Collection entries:
◇ ◇ ◇ ◇ ◇

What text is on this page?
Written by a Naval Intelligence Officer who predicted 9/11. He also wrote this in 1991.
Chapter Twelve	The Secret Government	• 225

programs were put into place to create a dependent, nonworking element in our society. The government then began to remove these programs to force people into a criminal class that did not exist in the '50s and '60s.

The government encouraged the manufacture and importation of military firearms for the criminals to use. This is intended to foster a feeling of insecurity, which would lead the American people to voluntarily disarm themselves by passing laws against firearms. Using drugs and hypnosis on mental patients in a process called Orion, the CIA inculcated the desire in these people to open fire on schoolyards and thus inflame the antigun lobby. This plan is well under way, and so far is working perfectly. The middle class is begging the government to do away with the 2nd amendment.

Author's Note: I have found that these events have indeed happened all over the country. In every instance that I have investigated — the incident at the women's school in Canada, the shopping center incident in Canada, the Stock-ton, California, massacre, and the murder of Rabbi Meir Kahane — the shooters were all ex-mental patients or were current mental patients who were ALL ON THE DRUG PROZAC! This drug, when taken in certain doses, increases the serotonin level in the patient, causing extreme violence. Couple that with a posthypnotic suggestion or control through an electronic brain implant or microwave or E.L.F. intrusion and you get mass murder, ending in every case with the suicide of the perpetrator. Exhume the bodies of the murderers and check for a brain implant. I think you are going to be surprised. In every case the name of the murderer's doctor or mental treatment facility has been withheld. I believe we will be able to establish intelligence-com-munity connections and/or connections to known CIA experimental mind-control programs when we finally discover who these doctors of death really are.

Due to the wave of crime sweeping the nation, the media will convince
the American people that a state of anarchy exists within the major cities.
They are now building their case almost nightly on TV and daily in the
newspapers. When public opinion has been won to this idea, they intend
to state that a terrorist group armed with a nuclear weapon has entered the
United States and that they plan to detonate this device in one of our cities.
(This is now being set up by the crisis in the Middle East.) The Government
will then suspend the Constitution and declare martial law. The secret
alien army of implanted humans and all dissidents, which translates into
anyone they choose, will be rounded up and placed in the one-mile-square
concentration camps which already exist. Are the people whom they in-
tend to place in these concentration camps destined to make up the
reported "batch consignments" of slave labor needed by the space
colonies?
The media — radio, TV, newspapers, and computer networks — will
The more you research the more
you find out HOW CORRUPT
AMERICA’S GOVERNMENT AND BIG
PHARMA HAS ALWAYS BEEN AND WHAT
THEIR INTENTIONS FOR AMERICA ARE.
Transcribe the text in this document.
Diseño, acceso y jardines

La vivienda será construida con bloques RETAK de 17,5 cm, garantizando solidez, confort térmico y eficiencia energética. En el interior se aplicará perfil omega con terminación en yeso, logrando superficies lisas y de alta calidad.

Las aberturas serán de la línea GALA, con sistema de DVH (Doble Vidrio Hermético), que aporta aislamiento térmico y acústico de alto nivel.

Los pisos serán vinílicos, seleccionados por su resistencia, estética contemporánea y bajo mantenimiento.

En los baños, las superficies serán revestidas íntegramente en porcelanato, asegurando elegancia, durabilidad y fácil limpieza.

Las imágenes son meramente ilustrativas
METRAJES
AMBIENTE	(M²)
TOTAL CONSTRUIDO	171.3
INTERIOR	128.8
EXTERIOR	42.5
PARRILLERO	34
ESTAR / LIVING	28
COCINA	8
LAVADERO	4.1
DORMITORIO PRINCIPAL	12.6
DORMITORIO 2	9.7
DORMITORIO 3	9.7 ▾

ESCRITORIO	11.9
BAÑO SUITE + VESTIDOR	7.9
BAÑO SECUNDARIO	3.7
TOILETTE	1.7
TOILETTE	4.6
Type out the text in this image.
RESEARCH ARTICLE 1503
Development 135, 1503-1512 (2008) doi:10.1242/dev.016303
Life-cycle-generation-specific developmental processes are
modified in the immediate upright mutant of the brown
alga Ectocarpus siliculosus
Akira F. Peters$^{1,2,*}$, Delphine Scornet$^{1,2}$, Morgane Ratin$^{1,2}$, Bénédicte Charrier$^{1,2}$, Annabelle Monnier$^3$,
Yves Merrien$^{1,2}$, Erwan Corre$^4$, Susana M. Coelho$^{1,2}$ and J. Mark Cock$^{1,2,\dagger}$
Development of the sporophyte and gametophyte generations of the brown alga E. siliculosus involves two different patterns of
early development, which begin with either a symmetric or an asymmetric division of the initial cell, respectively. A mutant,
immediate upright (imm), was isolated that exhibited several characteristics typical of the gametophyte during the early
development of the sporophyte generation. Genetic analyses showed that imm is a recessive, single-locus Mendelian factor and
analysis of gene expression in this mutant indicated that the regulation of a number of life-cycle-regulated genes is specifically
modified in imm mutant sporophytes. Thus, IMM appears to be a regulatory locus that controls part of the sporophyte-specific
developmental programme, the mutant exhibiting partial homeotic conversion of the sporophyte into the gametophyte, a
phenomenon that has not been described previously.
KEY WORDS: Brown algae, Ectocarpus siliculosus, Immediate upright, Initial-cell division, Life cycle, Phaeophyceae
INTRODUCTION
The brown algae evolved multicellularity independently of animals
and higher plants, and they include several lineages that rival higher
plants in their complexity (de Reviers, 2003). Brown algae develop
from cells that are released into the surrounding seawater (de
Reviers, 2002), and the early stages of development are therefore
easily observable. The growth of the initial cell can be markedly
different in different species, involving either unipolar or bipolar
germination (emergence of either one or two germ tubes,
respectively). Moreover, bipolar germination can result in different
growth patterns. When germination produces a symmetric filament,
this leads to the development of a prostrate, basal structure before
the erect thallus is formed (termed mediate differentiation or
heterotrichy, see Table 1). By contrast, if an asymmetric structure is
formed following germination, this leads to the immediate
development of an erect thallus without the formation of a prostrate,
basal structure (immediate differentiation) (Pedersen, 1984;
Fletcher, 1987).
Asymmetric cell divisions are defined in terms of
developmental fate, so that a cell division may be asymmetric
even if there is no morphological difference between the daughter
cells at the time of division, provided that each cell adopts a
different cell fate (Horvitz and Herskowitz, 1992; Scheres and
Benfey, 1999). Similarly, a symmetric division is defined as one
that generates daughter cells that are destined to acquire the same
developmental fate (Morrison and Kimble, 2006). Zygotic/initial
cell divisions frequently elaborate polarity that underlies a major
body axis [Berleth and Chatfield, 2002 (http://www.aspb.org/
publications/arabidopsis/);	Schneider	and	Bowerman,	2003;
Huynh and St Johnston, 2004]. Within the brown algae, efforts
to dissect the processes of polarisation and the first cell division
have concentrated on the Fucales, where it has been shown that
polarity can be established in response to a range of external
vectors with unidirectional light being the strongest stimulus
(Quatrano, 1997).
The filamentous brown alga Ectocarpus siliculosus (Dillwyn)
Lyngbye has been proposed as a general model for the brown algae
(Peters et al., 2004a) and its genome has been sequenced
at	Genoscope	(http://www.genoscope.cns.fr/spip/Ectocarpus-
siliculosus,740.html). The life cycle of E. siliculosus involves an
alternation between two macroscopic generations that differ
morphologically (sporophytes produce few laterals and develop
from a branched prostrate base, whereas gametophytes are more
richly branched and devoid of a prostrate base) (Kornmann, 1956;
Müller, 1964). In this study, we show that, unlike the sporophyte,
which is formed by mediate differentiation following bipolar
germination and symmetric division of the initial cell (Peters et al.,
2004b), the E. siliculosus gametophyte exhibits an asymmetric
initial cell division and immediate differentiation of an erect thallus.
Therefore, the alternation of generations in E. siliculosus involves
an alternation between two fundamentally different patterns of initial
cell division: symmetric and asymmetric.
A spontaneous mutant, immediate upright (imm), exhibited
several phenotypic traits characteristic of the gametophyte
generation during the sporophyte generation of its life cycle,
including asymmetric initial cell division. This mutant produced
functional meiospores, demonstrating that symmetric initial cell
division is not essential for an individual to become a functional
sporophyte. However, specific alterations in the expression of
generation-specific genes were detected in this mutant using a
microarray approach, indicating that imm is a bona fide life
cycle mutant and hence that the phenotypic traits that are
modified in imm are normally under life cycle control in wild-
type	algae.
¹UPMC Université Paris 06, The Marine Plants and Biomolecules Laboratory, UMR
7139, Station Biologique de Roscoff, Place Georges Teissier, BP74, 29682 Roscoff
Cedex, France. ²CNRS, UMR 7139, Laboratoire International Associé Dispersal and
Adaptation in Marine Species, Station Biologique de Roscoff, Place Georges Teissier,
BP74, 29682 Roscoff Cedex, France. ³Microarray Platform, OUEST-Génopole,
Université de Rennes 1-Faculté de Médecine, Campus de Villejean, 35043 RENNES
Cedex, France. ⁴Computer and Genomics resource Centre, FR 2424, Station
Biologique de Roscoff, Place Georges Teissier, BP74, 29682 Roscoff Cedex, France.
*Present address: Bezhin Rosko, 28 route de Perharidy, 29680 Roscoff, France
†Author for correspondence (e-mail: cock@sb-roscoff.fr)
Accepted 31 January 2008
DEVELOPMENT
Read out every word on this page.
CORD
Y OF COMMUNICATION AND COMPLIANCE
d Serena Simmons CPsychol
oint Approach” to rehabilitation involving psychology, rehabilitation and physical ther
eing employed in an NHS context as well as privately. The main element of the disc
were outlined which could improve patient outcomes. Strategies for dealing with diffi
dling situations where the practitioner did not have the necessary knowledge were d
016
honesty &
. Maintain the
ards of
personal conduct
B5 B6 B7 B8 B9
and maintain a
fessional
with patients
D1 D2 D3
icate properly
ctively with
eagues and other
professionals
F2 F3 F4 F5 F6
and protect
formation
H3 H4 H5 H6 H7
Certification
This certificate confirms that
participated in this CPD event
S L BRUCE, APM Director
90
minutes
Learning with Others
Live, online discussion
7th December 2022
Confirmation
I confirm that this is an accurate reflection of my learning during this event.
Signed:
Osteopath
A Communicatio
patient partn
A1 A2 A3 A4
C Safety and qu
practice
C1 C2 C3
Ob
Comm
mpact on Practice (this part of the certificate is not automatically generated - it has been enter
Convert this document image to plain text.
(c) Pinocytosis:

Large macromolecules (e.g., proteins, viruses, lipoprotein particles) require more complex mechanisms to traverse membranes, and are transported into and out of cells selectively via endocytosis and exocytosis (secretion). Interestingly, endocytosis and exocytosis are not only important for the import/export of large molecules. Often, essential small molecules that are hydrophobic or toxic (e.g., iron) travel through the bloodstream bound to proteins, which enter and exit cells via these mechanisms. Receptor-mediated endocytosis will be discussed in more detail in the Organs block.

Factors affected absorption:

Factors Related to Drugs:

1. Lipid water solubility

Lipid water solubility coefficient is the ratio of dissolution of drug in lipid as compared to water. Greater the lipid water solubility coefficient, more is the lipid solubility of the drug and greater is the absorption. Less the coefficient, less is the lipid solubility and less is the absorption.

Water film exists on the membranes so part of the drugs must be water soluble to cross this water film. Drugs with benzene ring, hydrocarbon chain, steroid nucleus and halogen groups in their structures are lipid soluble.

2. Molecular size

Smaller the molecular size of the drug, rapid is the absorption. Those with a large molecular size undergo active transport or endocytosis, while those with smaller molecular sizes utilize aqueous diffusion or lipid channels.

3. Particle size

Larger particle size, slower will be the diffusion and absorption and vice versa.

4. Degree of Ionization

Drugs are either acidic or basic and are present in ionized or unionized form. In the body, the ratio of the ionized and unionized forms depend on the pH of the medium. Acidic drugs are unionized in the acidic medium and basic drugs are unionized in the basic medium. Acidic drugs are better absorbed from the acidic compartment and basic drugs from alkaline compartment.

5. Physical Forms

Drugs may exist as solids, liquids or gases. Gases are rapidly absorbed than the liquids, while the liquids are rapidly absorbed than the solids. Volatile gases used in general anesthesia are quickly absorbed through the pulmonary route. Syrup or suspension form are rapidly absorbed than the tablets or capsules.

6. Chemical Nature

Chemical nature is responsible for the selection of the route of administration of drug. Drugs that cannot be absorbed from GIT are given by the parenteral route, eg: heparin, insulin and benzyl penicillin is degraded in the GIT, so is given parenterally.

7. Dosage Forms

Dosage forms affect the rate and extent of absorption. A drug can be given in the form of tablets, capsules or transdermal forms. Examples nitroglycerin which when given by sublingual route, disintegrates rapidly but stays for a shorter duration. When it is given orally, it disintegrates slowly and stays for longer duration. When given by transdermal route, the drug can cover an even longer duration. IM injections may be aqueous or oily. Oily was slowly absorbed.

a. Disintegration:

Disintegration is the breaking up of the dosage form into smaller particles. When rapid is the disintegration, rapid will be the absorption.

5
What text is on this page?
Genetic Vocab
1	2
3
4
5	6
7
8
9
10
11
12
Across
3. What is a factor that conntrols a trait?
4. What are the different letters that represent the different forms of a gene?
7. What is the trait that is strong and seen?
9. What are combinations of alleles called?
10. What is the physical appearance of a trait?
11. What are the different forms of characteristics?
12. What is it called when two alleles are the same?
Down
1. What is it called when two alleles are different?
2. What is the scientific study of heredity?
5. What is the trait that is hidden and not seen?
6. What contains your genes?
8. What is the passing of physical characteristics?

◇ ◇ ◇ ◇ ◇

EXERCISE INSTRUCTIONS: The string "cities" marks the lines to copy; report each of them from the data above.

RESPONSE TO THE EXERCISE:
the American people that a state of anarchy exists within the major cities.
United States and that they plan to detonate this device in one of our cities.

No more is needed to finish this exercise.